===== RECORDS TO PROCESS =====

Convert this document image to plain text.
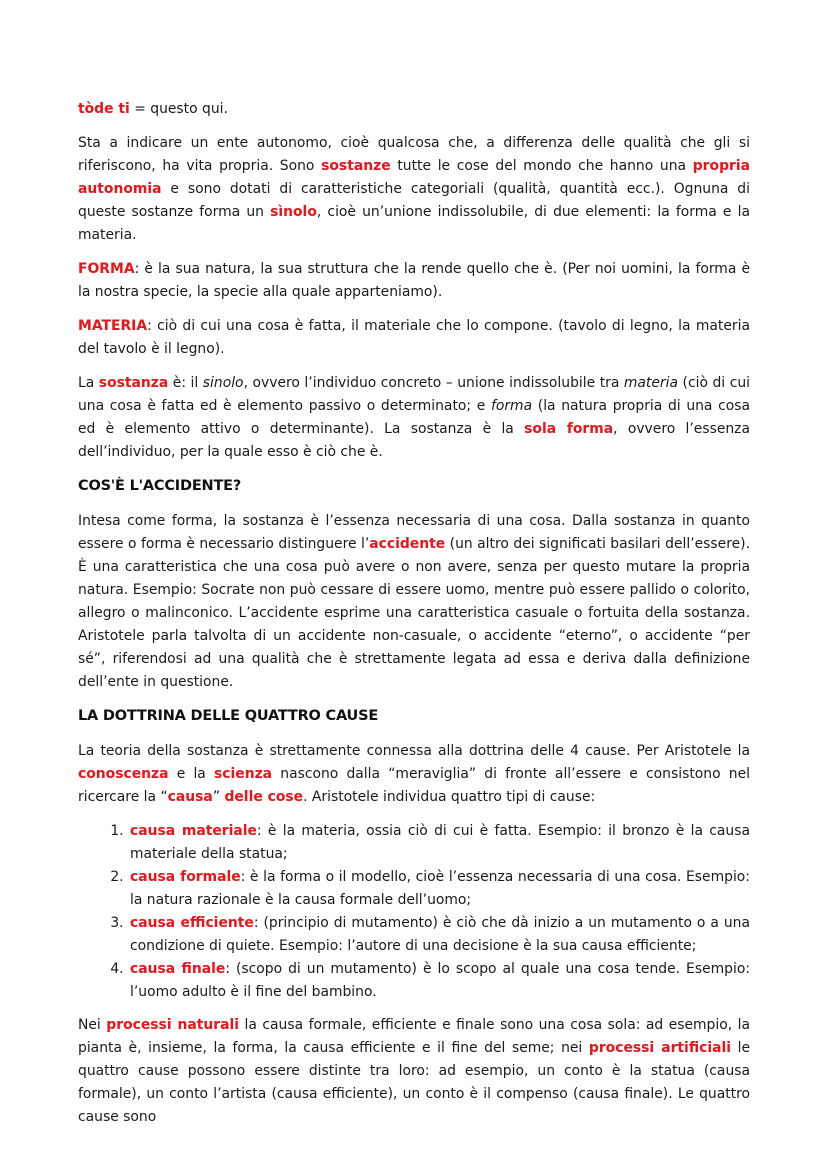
tòde ti = questo qui.

Sta a indicare un ente autonomo, cioè qualcosa che, a differenza delle qualità che gli si riferiscono, ha vita propria. Sono sostanze tutte le cose del mondo che hanno una propria autonomia e sono dotati di caratteristiche categoriali (qualità, quantità ecc.). Ognuna di queste sostanze forma un sìnolo, cioè un’unione indissolubile, di due elementi: la forma e la materia.

FORMA: è la sua natura, la sua struttura che la rende quello che è. (Per noi uomini, la forma è la nostra specie, la specie alla quale apparteniamo).

MATERIA: ciò di cui una cosa è fatta, il materiale che lo compone. (tavolo di legno, la materia del tavolo è il legno).

La sostanza è: il sinolo, ovvero l’individuo concreto – unione indissolubile tra materia (ciò di cui una cosa è fatta ed è elemento passivo o determinato; e forma (la natura propria di una cosa ed è elemento attivo o determinante). La sostanza è la sola forma, ovvero l’essenza dell’individuo, per la quale esso è ciò che è.

COS'È L'ACCIDENTE?

Intesa come forma, la sostanza è l’essenza necessaria di una cosa. Dalla sostanza in quanto essere o forma è necessario distinguere l’accidente (un altro dei significati basilari dell’essere). È una caratteristica che una cosa può avere o non avere, senza per questo mutare la propria natura. Esempio: Socrate non può cessare di essere uomo, mentre può essere pallido o colorito, allegro o malinconico. L’accidente esprime una caratteristica casuale o fortuita della sostanza. Aristotele parla talvolta di un accidente non-casuale, o accidente “eterno”, o accidente “per sé”, riferendosi ad una qualità che è strettamente legata ad essa e deriva dalla definizione dell’ente in questione.

LA DOTTRINA DELLE QUATTRO CAUSE

La teoria della sostanza è strettamente connessa alla dottrina delle 4 cause. Per Aristotele la conoscenza e la scienza nascono dalla “meraviglia” di fronte all’essere e consistono nel ricercare la “causa” delle cose. Aristotele individua quattro tipi di cause:

1. causa materiale: è la materia, ossia ciò di cui è fatta. Esempio: il bronzo è la causa materiale della statua;
2. causa formale: è la forma o il modello, cioè l’essenza necessaria di una cosa. Esempio: la natura razionale è la causa formale dell’uomo;
3. causa efficiente: (principio di mutamento) è ciò che dà inizio a un mutamento o a una condizione di quiete. Esempio: l’autore di una decisione è la sua causa efficiente;
4. causa finale: (scopo di un mutamento) è lo scopo al quale una cosa tende. Esempio: l’uomo adulto è il fine del bambino.

Nei processi naturali la causa formale, efficiente e finale sono una cosa sola: ad esempio, la pianta è, insieme, la forma, la causa efficiente e il fine del seme; nei processi artificiali le quattro cause possono essere distinte tra loro: ad esempio, un conto è la statua (causa formale), un conto l’artista (causa efficiente), un conto è il compenso (causa finale). Le quattro cause sono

=====

* **SET PROBLEM**
Set down the lines of the records above exactly, apart from the pictures.

* **OUTPUT FOR THIS EXERCISE**
Convert this document image to plain text.
tòde ti = questo qui.

Sta a indicare un ente autonomo, cioè qualcosa che, a differenza delle qualità che gli si riferiscono, ha vita propria. Sono sostanze tutte le cose del mondo che hanno una propria autonomia e sono dotati di caratteristiche categoriali (qualità, quantità ecc.). Ognuna di queste sostanze forma un sìnolo, cioè un’unione indissolubile, di due elementi: la forma e la materia.

FORMA: è la sua natura, la sua struttura che la rende quello che è. (Per noi uomini, la forma è la nostra specie, la specie alla quale apparteniamo).

MATERIA: ciò di cui una cosa è fatta, il materiale che lo compone. (tavolo di legno, la materia del tavolo è il legno).

La sostanza è: il sinolo, ovvero l’individuo concreto – unione indissolubile tra materia (ciò di cui una cosa è fatta ed è elemento passivo o determinato; e forma (la natura propria di una cosa ed è elemento attivo o determinante). La sostanza è la sola forma, ovvero l’essenza dell’individuo, per la quale esso è ciò che è.

COS'È L'ACCIDENTE?

Intesa come forma, la sostanza è l’essenza necessaria di una cosa. Dalla sostanza in quanto essere o forma è necessario distinguere l’accidente (un altro dei significati basilari dell’essere). È una caratteristica che una cosa può avere o non avere, senza per questo mutare la propria natura. Esempio: Socrate non può cessare di essere uomo, mentre può essere pallido o colorito, allegro o malinconico. L’accidente esprime una caratteristica casuale o fortuita della sostanza. Aristotele parla talvolta di un accidente non-casuale, o accidente “eterno”, o accidente “per sé”, riferendosi ad una qualità che è strettamente legata ad essa e deriva dalla definizione dell’ente in questione.

LA DOTTRINA DELLE QUATTRO CAUSE

La teoria della sostanza è strettamente connessa alla dottrina delle 4 cause. Per Aristotele la conoscenza e la scienza nascono dalla “meraviglia” di fronte all’essere e consistono nel ricercare la “causa” delle cose. Aristotele individua quattro tipi di cause:

1. causa materiale: è la materia, ossia ciò di cui è fatta. Esempio: il bronzo è la causa materiale della statua;
2. causa formale: è la forma o il modello, cioè l’essenza necessaria di una cosa. Esempio: la natura razionale è la causa formale dell’uomo;
3. causa efficiente: (principio di mutamento) è ciò che dà inizio a un mutamento o a una condizione di quiete. Esempio: l’autore di una decisione è la sua causa efficiente;
4. causa finale: (scopo di un mutamento) è lo scopo al quale una cosa tende. Esempio: l’uomo adulto è il fine del bambino.

Nei processi naturali la causa formale, efficiente e finale sono una cosa sola: ad esempio, la pianta è, insieme, la forma, la causa efficiente e il fine del seme; nei processi artificiali le quattro cause possono essere distinte tra loro: ad esempio, un conto è la statua (causa formale), un conto l’artista (causa efficiente), un conto è il compenso (causa finale). Le quattro cause sono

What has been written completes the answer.